:: EXERCISE INSTRUCTIONS ::
Without the pictures, copy all the entries below exactly.

:: MATERIAL SUPPLIED ::
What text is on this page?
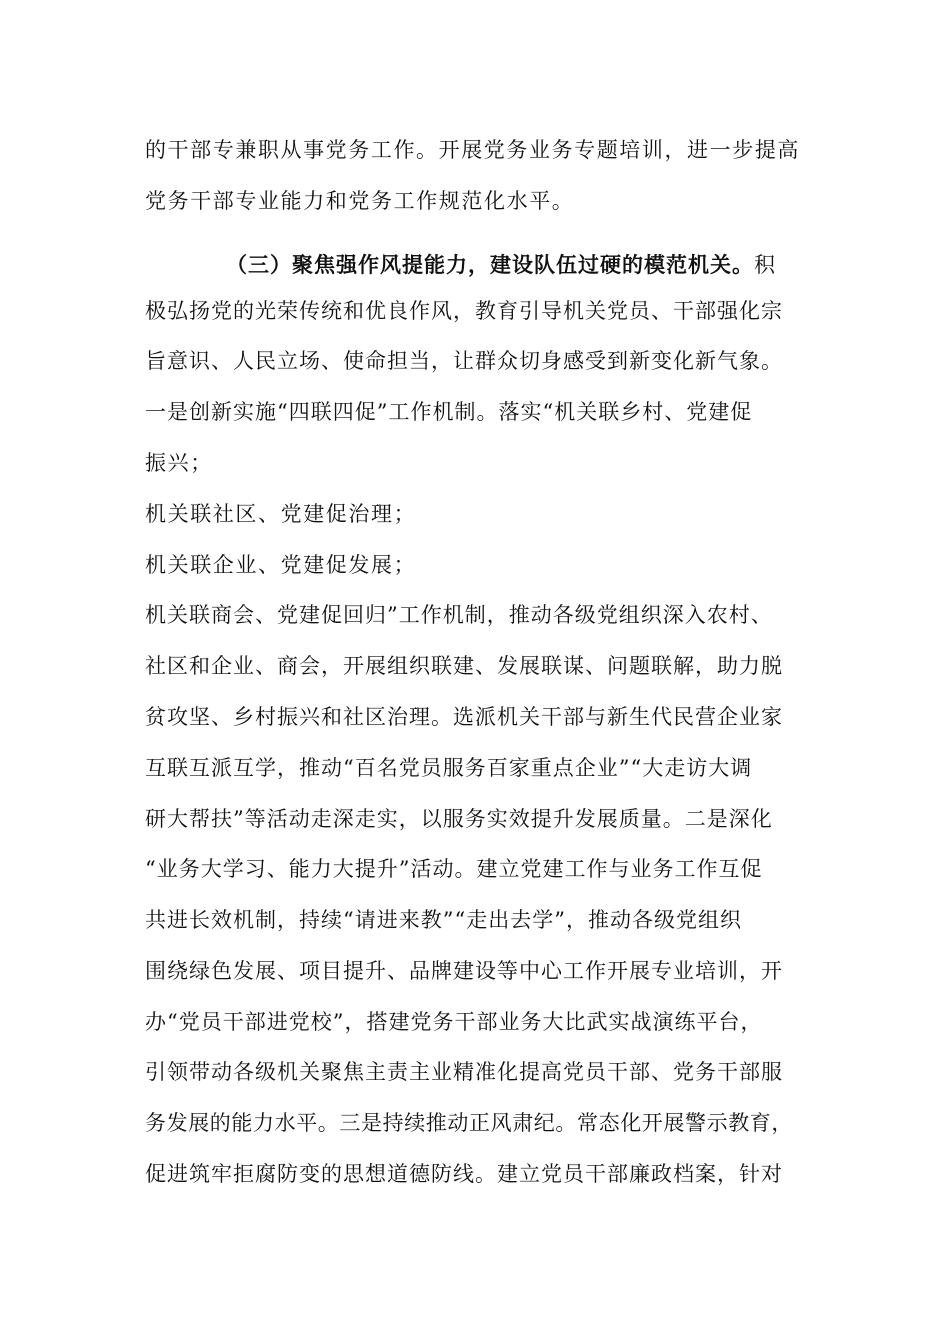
的干部专兼职从事党务工作。开展党务业务专题培训，进一步提高
党务干部专业能力和党务工作规范化水平。
（三）聚焦强作风提能力，建设队伍过硬的模范机关。积
极弘扬党的光荣传统和优良作风，教育引导机关党员、干部强化宗
旨意识、人民立场、使命担当，让群众切身感受到新变化新气象。
一是创新实施“四联四促”工作机制。落实“机关联乡村、党建促
振兴；
机关联社区、党建促治理；
机关联企业、党建促发展；
机关联商会、党建促回归”工作机制，推动各级党组织深入农村、
社区和企业、商会，开展组织联建、发展联谋、问题联解，助力脱
贫攻坚、乡村振兴和社区治理。选派机关干部与新生代民营企业家
互联互派互学，推动“百名党员服务百家重点企业”“大走访大调
研大帮扶”等活动走深走实，以服务实效提升发展质量。二是深化
“业务大学习、能力大提升”活动。建立党建工作与业务工作互促
共进长效机制，持续“请进来教”“走出去学”，推动各级党组织
围绕绿色发展、项目提升、品牌建设等中心工作开展专业培训，开
办“党员干部进党校”，搭建党务干部业务大比武实战演练平台，
引领带动各级机关聚焦主责主业精准化提高党员干部、党务干部服
务发展的能力水平。三是持续推动正风肃纪。常态化开展警示教育，
促进筑牢拒腐防变的思想道德防线。建立党员干部廉政档案，针对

:: REPLY TO THE TASK ::
What text is on this page?
的干部专兼职从事党务工作。开展党务业务专题培训，进一步提高
党务干部专业能力和党务工作规范化水平。
（三）聚焦强作风提能力，建设队伍过硬的模范机关。积
极弘扬党的光荣传统和优良作风，教育引导机关党员、干部强化宗
旨意识、人民立场、使命担当，让群众切身感受到新变化新气象。
一是创新实施“四联四促”工作机制。落实“机关联乡村、党建促
振兴；
机关联社区、党建促治理；
机关联企业、党建促发展；
机关联商会、党建促回归”工作机制，推动各级党组织深入农村、
社区和企业、商会，开展组织联建、发展联谋、问题联解，助力脱
贫攻坚、乡村振兴和社区治理。选派机关干部与新生代民营企业家
互联互派互学，推动“百名党员服务百家重点企业”“大走访大调
研大帮扶”等活动走深走实，以服务实效提升发展质量。二是深化
“业务大学习、能力大提升”活动。建立党建工作与业务工作互促
共进长效机制，持续“请进来教”“走出去学”，推动各级党组织
围绕绿色发展、项目提升、品牌建设等中心工作开展专业培训，开
办“党员干部进党校”，搭建党务干部业务大比武实战演练平台，
引领带动各级机关聚焦主责主业精准化提高党员干部、党务干部服
务发展的能力水平。三是持续推动正风肃纪。常态化开展警示教育，
促进筑牢拒腐防变的思想道德防线。建立党员干部廉政档案，针对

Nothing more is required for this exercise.